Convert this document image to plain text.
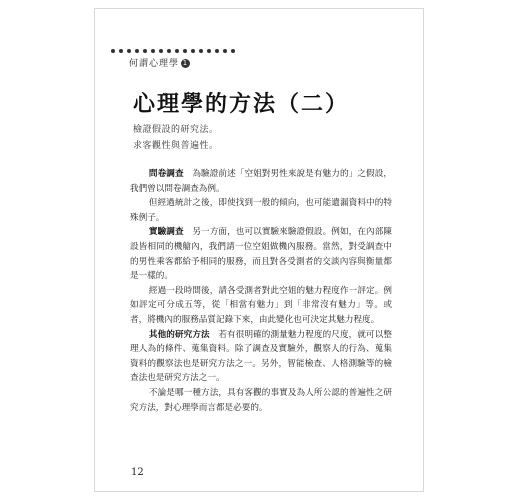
何謂心理學 1
心理學的方法（二）
檢證假設的研究法。
求客觀性與普遍性。

問卷調查　為驗證前述「空姐對男性來說是有魅力的」之假設，我們曾以問卷調查為例。

但經過統計之後，即使找到一般的傾向，也可能遺漏資料中的特殊例子。

實驗調查　另一方面，也可以實驗來驗證假設。例如，在內部陳設皆相同的機艙內，我們請一位空姐做機內服務。當然，對受調查中的男性乘客都給予相同的服務，而且對各受測者的交談內容與衡量都是一樣的。

經過一段時間後，請各受測者對此空姐的魅力程度作一評定。例如評定可分成五等，從「相當有魅力」到「非常沒有魅力」等。或者，將機內的服務品質記錄下來，由此變化也可決定其魅力程度。

其他的研究方法　若有很明確的測量魅力程度的尺度，就可以整理人為的條件、蒐集資料。除了調查及實驗外，觀察人的行為、蒐集資料的觀察法也是研究方法之一。另外，智能檢查、人格測驗等的檢查法也是研究方法之一。

不論是哪一種方法，具有客觀的事實及為人所公認的普遍性之研究方法，對心理學而言都是必要的。

12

**WRITTEN TASK**.
Write the listing out a second time exactly, dropping all images.

**RESULT BELOW**.
Convert this document image to plain text.
何謂心理學 1
心理學的方法（二）
檢證假設的研究法。
求客觀性與普遍性。

問卷調查　為驗證前述「空姐對男性來說是有魅力的」之假設，我們曾以問卷調查為例。

但經過統計之後，即使找到一般的傾向，也可能遺漏資料中的特殊例子。

實驗調查　另一方面，也可以實驗來驗證假設。例如，在內部陳設皆相同的機艙內，我們請一位空姐做機內服務。當然，對受調查中的男性乘客都給予相同的服務，而且對各受測者的交談內容與衡量都是一樣的。

經過一段時間後，請各受測者對此空姐的魅力程度作一評定。例如評定可分成五等，從「相當有魅力」到「非常沒有魅力」等。或者，將機內的服務品質記錄下來，由此變化也可決定其魅力程度。

其他的研究方法　若有很明確的測量魅力程度的尺度，就可以整理人為的條件、蒐集資料。除了調查及實驗外，觀察人的行為、蒐集資料的觀察法也是研究方法之一。另外，智能檢查、人格測驗等的檢查法也是研究方法之一。

不論是哪一種方法，具有客觀的事實及為人所公認的普遍性之研究方法，對心理學而言都是必要的。

12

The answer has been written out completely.